Structured figure records:
[start]

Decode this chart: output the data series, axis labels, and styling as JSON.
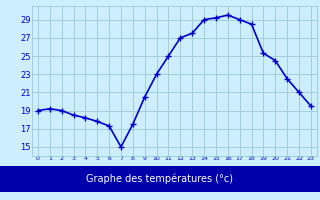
{
  "hours": [
    0,
    1,
    2,
    3,
    4,
    5,
    6,
    7,
    8,
    9,
    10,
    11,
    12,
    13,
    14,
    15,
    16,
    17,
    18,
    19,
    20,
    21,
    22,
    23
  ],
  "temperatures": [
    19,
    19.2,
    19,
    18.5,
    18.2,
    17.8,
    17.3,
    15.0,
    17.5,
    20.5,
    23.0,
    25.0,
    27.0,
    27.5,
    29.0,
    29.2,
    29.5,
    29.0,
    28.5,
    25.3,
    24.5,
    22.5,
    21.0,
    19.5
  ],
  "line_color": "#0000cc",
  "bg_color": "#cceeff",
  "grid_color": "#99cccc",
  "xlabel": "Graphe des températures (°c)",
  "xlabel_bg": "#0000aa",
  "xlabel_text_color": "#ffffff",
  "yticks": [
    15,
    17,
    19,
    21,
    23,
    25,
    27,
    29
  ],
  "ylim": [
    14.0,
    30.5
  ],
  "xlim": [
    -0.5,
    23.5
  ],
  "xtick_labels": [
    "0",
    "1",
    "2",
    "3",
    "4",
    "5",
    "6",
    "7",
    "8",
    "9",
    "10",
    "11",
    "12",
    "13",
    "14",
    "15",
    "16",
    "17",
    "18",
    "19",
    "20",
    "21",
    "22",
    "23"
  ],
  "marker_size": 4,
  "line_width": 1.2,
  "figsize": [
    3.2,
    2.0
  ],
  "dpi": 100
}
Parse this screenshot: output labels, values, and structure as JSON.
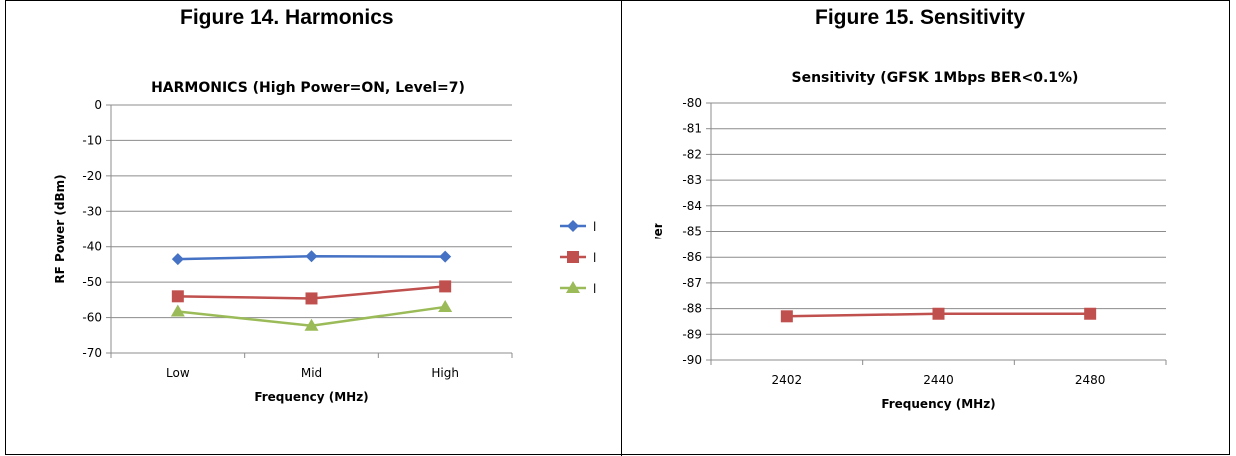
{
  "figures": [
    {
      "caption": "Figure 14. Harmonics"
    },
    {
      "caption": "Figure 15. Sensitivity"
    }
  ],
  "colors": {
    "blue": "#4572c4",
    "red": "#c0504d",
    "green": "#9bbb59",
    "grid": "#888888"
  },
  "chart_data": [
    {
      "type": "line",
      "title": "HARMONICS (High Power=ON, Level=7)",
      "xlabel": "Frequency (MHz)",
      "ylabel": "RF Power (dBm)",
      "categories": [
        "Low",
        "Mid",
        "High"
      ],
      "ylim": [
        -70,
        0
      ],
      "yticks": [
        0,
        -10,
        -20,
        -30,
        -40,
        -50,
        -60,
        -70
      ],
      "grid": true,
      "legend_position": "right",
      "legend_labels_visible": [
        "l",
        "l",
        "l"
      ],
      "series": [
        {
          "values": [
            -43.5,
            -42.7,
            -42.8
          ],
          "color": "#4572c4",
          "marker": "diamond"
        },
        {
          "values": [
            -54.0,
            -54.6,
            -51.2
          ],
          "color": "#c0504d",
          "marker": "square"
        },
        {
          "values": [
            -58.3,
            -62.3,
            -57.0
          ],
          "color": "#9bbb59",
          "marker": "triangle"
        }
      ]
    },
    {
      "type": "line",
      "title": "Sensitivity (GFSK 1Mbps  BER<0.1%)",
      "xlabel": "Frequency (MHz)",
      "ylabel": "RF Power (dBm)",
      "categories": [
        "2402",
        "2440",
        "2480"
      ],
      "ylim": [
        -90,
        -80
      ],
      "yticks": [
        -80,
        -81,
        -82,
        -83,
        -84,
        -85,
        -86,
        -87,
        -88,
        -89,
        -90
      ],
      "grid": true,
      "series": [
        {
          "values": [
            -88.3,
            -88.2,
            -88.2
          ],
          "color": "#c0504d",
          "marker": "square"
        }
      ]
    }
  ]
}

[end]

§ **EXERCISE GOAL**: Transcribe each entry precisely as given, leaving the pictures out.

§ **SOLUTION**:
Decode this chart: output the data series, axis labels, and styling as JSON.
{
  "hours": [
    0,
    1,
    2,
    3,
    4,
    5,
    6,
    7,
    8,
    9,
    10,
    11,
    12,
    13,
    14,
    15,
    16,
    17,
    18,
    19,
    20,
    21,
    22,
    23
  ],
  "temperatures": [
    19,
    19.2,
    19,
    18.5,
    18.2,
    17.8,
    17.3,
    15.0,
    17.5,
    20.5,
    23.0,
    25.0,
    27.0,
    27.5,
    29.0,
    29.2,
    29.5,
    29.0,
    28.5,
    25.3,
    24.5,
    22.5,
    21.0,
    19.5
  ],
  "line_color": "#0000cc",
  "bg_color": "#cceeff",
  "grid_color": "#99cccc",
  "xlabel": "Graphe des températures (°c)",
  "xlabel_bg": "#0000aa",
  "xlabel_text_color": "#ffffff",
  "yticks": [
    15,
    17,
    19,
    21,
    23,
    25,
    27,
    29
  ],
  "ylim": [
    14.0,
    30.5
  ],
  "xlim": [
    -0.5,
    23.5
  ],
  "xtick_labels": [
    "0",
    "1",
    "2",
    "3",
    "4",
    "5",
    "6",
    "7",
    "8",
    "9",
    "10",
    "11",
    "12",
    "13",
    "14",
    "15",
    "16",
    "17",
    "18",
    "19",
    "20",
    "21",
    "22",
    "23"
  ],
  "marker_size": 4,
  "line_width": 1.2,
  "figsize": [
    3.2,
    2.0
  ],
  "dpi": 100
}
Parse this screenshot: output labels, values, and structure as JSON.
{
  "figures": [
    {
      "caption": "Figure 14. Harmonics"
    },
    {
      "caption": "Figure 15. Sensitivity"
    }
  ],
  "colors": {
    "blue": "#4572c4",
    "red": "#c0504d",
    "green": "#9bbb59",
    "grid": "#888888"
  },
  "chart_data": [
    {
      "type": "line",
      "title": "HARMONICS (High Power=ON, Level=7)",
      "xlabel": "Frequency (MHz)",
      "ylabel": "RF Power (dBm)",
      "categories": [
        "Low",
        "Mid",
        "High"
      ],
      "ylim": [
        -70,
        0
      ],
      "yticks": [
        0,
        -10,
        -20,
        -30,
        -40,
        -50,
        -60,
        -70
      ],
      "grid": true,
      "legend_position": "right",
      "legend_labels_visible": [
        "l",
        "l",
        "l"
      ],
      "series": [
        {
          "values": [
            -43.5,
            -42.7,
            -42.8
          ],
          "color": "#4572c4",
          "marker": "diamond"
        },
        {
          "values": [
            -54.0,
            -54.6,
            -51.2
          ],
          "color": "#c0504d",
          "marker": "square"
        },
        {
          "values": [
            -58.3,
            -62.3,
            -57.0
          ],
          "color": "#9bbb59",
          "marker": "triangle"
        }
      ]
    },
    {
      "type": "line",
      "title": "Sensitivity (GFSK 1Mbps  BER<0.1%)",
      "xlabel": "Frequency (MHz)",
      "ylabel": "RF Power (dBm)",
      "categories": [
        "2402",
        "2440",
        "2480"
      ],
      "ylim": [
        -90,
        -80
      ],
      "yticks": [
        -80,
        -81,
        -82,
        -83,
        -84,
        -85,
        -86,
        -87,
        -88,
        -89,
        -90
      ],
      "grid": true,
      "series": [
        {
          "values": [
            -88.3,
            -88.2,
            -88.2
          ],
          "color": "#c0504d",
          "marker": "square"
        }
      ]
    }
  ]
}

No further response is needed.